-- Provided entries --
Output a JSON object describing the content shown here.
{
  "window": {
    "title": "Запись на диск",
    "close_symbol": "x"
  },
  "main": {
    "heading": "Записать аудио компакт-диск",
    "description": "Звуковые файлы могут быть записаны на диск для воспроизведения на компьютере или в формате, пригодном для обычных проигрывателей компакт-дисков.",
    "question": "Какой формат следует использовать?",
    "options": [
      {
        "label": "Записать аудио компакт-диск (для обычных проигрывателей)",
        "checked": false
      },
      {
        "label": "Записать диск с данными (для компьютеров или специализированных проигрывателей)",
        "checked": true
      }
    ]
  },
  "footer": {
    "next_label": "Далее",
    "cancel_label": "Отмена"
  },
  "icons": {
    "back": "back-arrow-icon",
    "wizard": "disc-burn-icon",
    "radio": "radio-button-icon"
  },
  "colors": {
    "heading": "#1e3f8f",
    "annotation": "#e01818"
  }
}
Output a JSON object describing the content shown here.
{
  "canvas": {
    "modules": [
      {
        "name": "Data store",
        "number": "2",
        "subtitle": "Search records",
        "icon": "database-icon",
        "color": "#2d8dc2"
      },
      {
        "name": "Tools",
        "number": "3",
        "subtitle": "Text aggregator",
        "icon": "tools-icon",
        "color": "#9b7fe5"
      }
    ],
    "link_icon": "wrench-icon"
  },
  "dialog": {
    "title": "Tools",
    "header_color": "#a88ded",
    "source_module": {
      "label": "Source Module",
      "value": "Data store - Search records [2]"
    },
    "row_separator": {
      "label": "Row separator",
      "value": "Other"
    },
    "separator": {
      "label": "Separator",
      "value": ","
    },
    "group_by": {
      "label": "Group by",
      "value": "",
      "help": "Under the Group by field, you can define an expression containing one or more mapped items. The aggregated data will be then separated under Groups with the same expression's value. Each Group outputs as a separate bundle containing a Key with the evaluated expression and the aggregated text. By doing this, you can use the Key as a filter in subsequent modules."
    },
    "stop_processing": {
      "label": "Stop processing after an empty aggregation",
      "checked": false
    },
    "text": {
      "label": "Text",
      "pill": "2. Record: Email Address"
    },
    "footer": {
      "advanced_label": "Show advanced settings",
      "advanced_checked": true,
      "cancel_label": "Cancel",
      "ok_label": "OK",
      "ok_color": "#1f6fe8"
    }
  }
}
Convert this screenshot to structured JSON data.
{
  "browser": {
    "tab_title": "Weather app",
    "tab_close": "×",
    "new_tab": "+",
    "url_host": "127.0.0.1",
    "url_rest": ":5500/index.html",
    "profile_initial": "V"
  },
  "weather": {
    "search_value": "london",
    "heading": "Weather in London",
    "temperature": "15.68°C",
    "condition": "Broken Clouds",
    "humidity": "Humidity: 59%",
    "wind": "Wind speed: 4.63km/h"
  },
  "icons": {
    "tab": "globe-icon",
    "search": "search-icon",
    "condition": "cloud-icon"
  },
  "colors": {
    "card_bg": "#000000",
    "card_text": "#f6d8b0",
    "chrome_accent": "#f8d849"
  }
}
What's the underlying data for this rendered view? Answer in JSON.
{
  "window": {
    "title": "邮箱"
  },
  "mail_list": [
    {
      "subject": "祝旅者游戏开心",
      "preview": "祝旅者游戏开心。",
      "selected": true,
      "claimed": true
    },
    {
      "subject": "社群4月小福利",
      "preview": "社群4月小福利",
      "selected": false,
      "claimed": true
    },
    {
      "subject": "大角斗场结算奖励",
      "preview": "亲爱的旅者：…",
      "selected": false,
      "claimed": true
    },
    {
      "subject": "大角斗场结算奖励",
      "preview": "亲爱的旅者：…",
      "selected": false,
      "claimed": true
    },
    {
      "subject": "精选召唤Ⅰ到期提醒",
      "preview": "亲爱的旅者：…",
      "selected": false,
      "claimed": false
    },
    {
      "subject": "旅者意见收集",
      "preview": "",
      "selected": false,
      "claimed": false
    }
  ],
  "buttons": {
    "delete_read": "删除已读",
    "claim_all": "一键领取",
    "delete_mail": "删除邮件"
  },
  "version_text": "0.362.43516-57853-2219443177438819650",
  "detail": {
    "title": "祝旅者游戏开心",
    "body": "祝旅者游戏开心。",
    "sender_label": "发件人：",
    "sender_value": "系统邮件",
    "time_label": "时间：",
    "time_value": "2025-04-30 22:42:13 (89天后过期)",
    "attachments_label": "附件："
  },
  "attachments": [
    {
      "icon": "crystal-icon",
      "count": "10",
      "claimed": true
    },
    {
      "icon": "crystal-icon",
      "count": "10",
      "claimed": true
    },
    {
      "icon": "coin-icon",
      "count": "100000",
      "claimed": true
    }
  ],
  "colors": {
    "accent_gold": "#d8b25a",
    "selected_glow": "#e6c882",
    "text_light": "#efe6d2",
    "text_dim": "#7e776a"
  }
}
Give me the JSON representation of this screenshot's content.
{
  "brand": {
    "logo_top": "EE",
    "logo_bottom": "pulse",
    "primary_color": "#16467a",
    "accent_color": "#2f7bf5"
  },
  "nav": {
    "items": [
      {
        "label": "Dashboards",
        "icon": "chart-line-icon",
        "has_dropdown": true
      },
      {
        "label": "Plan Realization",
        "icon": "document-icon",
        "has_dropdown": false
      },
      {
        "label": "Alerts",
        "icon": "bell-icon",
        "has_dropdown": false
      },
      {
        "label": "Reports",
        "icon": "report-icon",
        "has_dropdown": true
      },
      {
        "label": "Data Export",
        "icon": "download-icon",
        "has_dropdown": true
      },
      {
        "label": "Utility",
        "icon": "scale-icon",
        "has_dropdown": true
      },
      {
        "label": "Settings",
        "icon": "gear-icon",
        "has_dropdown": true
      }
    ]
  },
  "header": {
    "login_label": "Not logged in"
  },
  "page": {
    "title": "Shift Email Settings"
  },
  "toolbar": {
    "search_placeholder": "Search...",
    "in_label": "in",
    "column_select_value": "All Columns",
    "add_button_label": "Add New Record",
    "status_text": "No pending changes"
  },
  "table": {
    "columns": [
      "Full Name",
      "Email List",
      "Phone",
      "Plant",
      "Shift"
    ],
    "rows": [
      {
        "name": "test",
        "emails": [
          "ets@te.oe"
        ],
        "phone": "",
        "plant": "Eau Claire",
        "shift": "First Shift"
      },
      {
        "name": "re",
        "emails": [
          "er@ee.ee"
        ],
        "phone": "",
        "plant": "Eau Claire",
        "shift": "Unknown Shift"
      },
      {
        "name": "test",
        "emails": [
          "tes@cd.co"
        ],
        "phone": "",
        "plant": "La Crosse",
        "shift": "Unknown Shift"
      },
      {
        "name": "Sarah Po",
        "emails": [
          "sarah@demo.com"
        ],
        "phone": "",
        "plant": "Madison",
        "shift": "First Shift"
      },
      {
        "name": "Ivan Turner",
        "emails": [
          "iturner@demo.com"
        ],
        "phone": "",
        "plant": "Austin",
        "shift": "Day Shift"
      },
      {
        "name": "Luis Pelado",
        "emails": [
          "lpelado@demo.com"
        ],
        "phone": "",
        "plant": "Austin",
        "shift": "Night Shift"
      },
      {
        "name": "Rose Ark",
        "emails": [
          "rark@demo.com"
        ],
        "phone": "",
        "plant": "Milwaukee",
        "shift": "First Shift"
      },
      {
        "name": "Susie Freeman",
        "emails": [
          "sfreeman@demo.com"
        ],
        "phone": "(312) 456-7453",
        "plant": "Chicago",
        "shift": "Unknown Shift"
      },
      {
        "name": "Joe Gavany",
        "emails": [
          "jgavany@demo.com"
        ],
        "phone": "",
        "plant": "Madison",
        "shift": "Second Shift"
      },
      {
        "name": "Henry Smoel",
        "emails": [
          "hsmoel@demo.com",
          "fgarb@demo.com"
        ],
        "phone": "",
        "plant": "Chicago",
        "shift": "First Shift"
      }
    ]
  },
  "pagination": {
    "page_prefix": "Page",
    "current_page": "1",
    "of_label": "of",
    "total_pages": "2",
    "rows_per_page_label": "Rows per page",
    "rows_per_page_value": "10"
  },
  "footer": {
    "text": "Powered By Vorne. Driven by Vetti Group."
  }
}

-- Given request --
Go through the entries above and pull out each line with "subtitle" in it.

-- The solution --
        "subtitle": "Search records",
        "subtitle": "Text aggregator",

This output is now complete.